RECORDS:
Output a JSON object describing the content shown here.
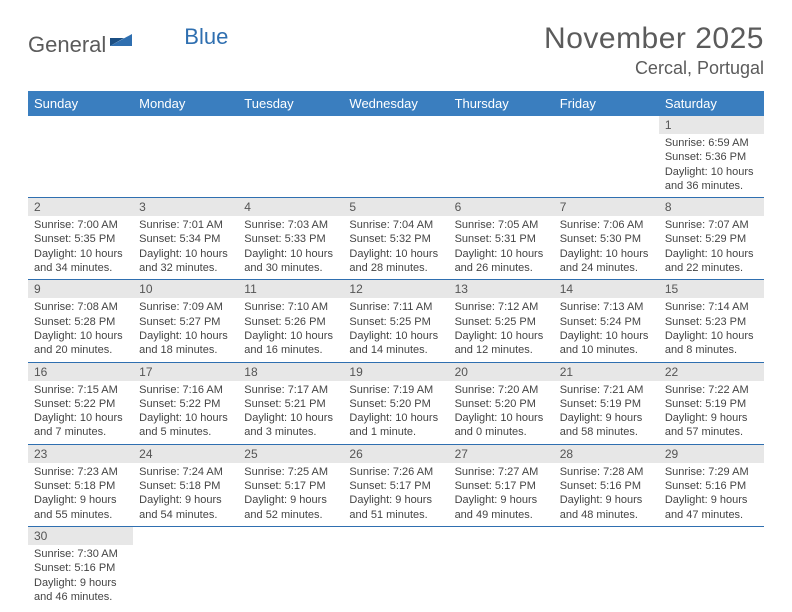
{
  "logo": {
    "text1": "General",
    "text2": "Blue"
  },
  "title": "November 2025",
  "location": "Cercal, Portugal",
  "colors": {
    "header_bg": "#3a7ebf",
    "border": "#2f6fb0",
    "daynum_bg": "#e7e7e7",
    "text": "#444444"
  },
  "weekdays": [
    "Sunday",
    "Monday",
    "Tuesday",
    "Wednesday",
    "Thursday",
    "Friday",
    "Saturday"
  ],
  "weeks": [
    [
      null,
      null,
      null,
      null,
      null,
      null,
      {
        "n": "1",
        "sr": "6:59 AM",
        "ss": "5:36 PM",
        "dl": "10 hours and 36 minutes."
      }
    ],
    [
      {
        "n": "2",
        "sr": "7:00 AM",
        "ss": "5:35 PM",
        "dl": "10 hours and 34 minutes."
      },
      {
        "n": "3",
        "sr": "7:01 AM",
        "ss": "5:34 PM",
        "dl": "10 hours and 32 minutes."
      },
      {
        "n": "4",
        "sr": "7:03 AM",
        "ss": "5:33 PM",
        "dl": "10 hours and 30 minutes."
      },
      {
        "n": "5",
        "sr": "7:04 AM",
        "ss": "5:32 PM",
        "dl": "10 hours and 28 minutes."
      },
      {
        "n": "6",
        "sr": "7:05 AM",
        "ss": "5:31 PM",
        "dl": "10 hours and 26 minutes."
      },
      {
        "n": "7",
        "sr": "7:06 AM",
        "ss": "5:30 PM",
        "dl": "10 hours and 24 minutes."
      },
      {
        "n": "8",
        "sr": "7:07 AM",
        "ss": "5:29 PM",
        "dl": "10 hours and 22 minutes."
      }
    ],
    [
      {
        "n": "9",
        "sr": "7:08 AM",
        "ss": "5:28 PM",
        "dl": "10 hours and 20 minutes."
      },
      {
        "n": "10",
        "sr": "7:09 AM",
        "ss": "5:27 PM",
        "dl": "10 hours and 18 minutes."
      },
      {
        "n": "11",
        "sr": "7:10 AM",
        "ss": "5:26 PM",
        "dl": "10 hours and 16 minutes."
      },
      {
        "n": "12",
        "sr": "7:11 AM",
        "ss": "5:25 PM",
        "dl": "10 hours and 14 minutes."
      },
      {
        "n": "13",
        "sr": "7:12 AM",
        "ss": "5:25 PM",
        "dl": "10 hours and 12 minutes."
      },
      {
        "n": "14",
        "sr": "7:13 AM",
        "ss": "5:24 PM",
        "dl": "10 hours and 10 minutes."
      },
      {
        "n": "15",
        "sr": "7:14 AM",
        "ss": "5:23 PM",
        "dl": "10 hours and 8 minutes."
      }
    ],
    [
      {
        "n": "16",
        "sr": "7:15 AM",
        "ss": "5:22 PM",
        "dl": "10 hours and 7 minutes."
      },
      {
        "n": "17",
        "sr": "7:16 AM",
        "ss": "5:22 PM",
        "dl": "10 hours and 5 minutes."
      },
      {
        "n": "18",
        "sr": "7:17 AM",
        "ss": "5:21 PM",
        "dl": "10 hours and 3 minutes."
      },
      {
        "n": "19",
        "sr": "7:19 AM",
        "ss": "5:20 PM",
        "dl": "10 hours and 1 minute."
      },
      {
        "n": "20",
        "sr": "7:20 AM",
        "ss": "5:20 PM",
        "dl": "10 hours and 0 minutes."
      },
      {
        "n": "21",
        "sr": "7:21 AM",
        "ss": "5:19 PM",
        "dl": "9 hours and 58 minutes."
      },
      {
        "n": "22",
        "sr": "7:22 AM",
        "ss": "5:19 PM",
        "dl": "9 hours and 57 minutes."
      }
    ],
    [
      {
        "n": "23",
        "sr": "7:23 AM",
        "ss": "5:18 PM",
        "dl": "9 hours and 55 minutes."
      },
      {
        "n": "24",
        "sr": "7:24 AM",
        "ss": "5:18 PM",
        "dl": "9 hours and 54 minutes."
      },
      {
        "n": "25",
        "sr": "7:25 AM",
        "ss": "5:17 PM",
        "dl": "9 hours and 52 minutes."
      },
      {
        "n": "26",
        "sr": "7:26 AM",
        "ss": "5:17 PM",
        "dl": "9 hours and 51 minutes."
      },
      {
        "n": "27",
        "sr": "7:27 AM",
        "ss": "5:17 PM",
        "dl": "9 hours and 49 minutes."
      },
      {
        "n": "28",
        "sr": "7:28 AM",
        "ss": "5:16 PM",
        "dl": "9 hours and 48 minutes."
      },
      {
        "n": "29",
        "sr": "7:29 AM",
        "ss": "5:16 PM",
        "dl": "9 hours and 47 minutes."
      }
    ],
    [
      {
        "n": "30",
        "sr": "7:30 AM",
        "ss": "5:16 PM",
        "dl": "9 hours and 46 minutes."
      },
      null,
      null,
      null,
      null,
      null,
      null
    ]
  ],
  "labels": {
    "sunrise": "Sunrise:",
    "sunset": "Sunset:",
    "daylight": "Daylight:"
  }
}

---

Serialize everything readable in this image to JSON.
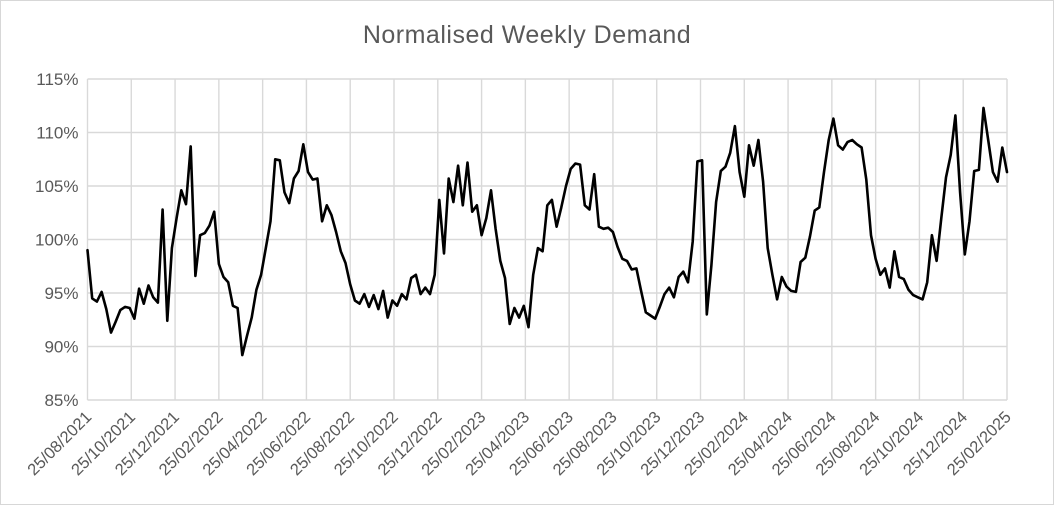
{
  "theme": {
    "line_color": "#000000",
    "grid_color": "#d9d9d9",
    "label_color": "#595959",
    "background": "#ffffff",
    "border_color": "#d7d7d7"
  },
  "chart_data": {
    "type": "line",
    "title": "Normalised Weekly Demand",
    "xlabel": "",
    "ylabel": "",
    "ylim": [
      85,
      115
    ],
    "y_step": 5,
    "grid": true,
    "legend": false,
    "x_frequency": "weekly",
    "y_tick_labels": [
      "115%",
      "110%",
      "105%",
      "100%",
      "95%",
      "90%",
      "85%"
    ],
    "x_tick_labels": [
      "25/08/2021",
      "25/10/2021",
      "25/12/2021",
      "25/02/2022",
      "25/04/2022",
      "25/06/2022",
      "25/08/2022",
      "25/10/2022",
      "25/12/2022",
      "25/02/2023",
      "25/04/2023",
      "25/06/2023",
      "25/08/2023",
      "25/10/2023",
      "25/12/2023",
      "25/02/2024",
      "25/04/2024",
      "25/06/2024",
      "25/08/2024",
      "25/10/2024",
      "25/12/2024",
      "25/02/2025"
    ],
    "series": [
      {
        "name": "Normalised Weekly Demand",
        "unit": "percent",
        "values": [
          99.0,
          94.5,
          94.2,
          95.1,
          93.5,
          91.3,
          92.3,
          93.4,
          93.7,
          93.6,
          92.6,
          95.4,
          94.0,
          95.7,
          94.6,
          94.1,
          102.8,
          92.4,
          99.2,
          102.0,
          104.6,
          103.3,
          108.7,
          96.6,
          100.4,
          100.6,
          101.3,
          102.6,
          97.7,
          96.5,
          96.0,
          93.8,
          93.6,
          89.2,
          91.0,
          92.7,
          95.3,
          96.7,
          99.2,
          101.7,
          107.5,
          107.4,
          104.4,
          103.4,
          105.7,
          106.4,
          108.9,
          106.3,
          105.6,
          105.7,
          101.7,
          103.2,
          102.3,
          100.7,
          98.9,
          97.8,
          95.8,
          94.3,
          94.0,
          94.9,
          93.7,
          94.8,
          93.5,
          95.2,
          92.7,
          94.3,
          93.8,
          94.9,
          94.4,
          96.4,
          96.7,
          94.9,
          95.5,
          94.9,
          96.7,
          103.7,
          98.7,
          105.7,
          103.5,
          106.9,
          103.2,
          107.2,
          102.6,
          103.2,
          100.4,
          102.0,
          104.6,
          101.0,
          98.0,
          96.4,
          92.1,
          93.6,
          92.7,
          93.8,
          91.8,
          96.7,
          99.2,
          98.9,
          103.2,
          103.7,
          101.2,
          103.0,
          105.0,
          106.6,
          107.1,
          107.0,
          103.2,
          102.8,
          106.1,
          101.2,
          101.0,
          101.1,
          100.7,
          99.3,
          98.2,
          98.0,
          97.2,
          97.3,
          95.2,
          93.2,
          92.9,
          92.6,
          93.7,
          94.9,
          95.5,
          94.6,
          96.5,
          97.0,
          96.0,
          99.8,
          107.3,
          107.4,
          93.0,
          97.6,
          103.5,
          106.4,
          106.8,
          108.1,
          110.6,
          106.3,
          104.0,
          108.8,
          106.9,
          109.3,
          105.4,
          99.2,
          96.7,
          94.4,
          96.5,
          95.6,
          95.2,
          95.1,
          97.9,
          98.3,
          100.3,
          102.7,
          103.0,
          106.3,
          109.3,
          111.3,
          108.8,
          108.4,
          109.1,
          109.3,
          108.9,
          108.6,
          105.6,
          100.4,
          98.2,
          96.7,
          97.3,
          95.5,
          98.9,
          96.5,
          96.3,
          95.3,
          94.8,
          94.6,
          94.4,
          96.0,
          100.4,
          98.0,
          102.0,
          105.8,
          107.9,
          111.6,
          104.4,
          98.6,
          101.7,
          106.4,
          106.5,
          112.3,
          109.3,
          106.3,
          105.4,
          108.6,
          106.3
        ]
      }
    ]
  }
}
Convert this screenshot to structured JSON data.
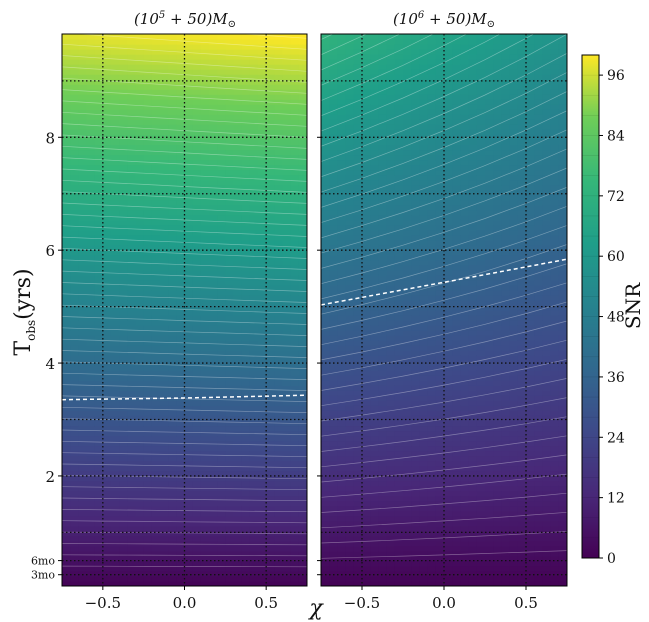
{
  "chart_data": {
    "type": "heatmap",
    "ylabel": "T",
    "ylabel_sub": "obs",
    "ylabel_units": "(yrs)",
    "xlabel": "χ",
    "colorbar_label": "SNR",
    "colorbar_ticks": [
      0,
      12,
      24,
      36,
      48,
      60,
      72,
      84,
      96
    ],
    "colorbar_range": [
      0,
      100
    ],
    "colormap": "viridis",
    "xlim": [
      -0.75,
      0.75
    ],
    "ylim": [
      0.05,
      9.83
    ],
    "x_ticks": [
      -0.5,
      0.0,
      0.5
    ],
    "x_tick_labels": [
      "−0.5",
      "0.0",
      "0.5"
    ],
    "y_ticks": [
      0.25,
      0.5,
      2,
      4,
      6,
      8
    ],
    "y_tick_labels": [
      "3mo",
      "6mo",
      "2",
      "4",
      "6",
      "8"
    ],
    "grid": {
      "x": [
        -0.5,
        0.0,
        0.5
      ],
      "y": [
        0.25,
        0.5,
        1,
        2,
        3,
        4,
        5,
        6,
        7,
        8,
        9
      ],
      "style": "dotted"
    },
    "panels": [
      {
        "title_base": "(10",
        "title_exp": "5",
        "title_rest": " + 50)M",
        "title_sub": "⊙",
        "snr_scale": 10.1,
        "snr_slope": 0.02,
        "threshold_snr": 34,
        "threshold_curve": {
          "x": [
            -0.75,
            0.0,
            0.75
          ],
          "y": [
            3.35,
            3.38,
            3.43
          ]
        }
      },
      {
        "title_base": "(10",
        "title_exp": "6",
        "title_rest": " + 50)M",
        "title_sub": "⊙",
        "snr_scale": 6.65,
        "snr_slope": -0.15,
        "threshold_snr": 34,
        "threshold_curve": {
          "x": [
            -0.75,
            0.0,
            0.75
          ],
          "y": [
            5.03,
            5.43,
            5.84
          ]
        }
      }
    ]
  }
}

EXERCISE DIRECTIONS:
Write out every line of the preceding listing that contains "this".

RESPONSE:
Serialize everything readable in this image to JSON.
Convert this screenshot to structured JSON data.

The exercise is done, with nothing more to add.